→ Exercise task: Gather up every line that includes the string "volume".

→ Extracted material:
• • • • • • •
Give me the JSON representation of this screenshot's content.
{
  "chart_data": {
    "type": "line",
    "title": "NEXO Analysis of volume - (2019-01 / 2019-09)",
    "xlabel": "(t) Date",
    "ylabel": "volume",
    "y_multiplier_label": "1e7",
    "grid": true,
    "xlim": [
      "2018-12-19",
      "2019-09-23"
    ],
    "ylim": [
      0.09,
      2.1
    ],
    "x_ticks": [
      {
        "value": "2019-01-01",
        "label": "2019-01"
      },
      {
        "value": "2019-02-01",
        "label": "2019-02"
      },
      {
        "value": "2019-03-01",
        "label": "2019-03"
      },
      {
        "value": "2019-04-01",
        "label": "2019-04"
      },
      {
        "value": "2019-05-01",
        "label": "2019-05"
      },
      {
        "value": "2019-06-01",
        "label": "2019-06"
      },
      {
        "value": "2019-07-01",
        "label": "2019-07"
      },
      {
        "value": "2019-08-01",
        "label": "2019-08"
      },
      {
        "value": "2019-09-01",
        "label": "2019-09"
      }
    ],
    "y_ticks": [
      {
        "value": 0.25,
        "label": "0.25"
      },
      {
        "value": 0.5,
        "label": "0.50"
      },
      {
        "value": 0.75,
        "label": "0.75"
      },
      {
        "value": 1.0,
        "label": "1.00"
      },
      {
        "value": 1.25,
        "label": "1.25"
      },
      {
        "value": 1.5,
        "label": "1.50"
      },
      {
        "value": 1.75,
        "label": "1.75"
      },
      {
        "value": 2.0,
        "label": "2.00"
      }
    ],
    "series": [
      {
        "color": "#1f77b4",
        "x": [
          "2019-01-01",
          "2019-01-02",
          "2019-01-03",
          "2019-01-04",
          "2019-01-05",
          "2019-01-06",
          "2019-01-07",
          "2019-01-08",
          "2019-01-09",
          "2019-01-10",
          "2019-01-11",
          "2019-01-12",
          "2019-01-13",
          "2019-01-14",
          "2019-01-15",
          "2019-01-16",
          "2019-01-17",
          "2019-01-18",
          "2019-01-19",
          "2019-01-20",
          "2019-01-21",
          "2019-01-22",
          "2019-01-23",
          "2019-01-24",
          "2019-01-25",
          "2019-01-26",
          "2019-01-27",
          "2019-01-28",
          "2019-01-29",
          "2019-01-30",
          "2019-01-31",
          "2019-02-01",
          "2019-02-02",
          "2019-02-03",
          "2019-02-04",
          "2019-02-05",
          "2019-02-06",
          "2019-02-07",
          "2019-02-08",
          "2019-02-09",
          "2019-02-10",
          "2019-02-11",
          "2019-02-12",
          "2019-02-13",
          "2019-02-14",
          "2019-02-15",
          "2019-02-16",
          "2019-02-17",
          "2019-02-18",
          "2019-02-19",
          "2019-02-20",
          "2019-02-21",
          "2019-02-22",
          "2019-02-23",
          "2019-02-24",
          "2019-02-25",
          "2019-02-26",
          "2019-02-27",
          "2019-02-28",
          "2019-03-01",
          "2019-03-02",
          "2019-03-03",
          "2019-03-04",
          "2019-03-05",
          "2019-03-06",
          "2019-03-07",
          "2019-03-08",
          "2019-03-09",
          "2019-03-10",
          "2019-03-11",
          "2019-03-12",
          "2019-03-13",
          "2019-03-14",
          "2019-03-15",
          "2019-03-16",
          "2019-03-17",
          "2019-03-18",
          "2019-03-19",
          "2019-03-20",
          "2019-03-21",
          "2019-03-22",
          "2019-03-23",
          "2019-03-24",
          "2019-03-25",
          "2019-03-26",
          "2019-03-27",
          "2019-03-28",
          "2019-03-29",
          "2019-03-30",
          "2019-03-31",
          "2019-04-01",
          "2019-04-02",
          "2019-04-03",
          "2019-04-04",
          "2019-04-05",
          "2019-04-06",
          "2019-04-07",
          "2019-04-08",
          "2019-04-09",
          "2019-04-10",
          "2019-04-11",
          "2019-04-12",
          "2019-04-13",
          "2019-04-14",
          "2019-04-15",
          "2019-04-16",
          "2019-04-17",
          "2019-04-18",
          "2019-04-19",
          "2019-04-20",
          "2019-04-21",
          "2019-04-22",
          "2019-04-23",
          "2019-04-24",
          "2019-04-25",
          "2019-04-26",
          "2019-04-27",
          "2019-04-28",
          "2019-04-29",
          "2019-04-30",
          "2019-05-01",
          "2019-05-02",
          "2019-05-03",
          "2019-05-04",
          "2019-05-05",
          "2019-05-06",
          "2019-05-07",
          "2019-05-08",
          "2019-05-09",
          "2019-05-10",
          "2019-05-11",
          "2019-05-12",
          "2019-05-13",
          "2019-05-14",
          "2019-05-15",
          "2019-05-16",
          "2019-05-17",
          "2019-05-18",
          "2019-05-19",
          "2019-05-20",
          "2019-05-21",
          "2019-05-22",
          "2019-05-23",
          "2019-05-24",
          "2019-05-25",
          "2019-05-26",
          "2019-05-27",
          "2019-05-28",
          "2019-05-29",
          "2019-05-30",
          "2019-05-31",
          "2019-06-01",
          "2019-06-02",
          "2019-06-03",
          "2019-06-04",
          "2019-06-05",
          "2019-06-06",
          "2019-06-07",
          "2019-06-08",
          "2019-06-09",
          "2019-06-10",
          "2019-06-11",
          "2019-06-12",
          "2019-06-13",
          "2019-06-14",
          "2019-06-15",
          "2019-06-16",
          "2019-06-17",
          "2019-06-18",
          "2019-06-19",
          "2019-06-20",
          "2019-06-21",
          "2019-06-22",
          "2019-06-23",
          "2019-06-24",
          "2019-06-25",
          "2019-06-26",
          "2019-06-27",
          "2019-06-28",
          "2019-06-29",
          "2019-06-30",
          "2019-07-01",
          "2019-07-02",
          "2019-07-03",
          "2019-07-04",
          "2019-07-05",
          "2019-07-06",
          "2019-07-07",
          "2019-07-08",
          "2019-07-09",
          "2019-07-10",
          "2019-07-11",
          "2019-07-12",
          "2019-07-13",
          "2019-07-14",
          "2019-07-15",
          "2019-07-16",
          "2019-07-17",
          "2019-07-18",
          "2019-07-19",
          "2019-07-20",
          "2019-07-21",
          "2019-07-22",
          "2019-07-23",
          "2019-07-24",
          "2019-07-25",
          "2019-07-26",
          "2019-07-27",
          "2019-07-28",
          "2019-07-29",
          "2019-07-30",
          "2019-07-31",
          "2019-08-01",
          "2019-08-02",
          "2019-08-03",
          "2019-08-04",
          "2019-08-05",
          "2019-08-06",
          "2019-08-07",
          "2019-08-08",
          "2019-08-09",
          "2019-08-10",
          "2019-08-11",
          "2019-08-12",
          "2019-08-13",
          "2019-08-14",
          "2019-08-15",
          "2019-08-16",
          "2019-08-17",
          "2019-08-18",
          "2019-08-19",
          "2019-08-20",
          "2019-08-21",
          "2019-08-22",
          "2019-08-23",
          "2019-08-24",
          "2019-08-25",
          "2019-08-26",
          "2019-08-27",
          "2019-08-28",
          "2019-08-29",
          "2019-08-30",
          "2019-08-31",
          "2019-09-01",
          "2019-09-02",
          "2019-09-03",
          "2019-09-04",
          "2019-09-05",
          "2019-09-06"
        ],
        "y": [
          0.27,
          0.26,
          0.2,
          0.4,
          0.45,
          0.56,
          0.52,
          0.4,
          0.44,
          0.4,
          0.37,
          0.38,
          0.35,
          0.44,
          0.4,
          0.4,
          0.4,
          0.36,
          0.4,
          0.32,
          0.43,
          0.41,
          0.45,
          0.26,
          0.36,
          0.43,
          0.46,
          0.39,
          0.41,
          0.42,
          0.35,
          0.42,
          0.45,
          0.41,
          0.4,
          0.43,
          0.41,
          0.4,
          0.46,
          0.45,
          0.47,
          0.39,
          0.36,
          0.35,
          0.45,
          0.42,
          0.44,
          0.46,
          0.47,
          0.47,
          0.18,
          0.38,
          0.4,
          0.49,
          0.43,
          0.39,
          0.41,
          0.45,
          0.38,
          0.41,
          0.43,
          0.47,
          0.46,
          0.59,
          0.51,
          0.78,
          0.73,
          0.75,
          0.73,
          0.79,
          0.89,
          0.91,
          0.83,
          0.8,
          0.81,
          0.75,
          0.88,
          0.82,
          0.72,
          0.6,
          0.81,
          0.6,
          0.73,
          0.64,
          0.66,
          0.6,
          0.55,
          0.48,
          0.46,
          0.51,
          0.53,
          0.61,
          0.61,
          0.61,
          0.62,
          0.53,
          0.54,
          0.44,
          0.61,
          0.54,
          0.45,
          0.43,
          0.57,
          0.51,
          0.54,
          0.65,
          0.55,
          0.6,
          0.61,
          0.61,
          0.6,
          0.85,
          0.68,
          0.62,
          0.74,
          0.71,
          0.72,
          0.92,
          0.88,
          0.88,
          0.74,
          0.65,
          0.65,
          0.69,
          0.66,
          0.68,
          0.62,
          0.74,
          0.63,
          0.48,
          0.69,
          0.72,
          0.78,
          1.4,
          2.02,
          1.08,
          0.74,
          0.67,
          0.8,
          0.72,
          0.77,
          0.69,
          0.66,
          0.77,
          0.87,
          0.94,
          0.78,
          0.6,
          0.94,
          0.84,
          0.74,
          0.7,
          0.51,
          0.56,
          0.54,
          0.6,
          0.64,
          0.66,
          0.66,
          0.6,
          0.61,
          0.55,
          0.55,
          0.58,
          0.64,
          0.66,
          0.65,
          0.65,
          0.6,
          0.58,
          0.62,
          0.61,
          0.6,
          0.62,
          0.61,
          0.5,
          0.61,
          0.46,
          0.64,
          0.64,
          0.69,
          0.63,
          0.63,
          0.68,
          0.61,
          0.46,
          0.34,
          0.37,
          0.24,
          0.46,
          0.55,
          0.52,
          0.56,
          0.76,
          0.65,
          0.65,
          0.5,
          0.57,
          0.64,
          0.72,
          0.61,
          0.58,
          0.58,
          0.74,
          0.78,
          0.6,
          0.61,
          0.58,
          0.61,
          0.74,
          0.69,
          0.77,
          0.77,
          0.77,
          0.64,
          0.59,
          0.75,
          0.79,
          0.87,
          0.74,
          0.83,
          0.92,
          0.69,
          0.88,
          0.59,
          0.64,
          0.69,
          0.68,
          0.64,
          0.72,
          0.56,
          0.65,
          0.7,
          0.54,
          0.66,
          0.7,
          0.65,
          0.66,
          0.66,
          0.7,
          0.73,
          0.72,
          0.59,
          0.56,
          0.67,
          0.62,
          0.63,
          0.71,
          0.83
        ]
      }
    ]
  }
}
• • • • • • •
→ The result:
    "title": "NEXO Analysis of volume - (2019-01 / 2019-09)",
    "ylabel": "volume",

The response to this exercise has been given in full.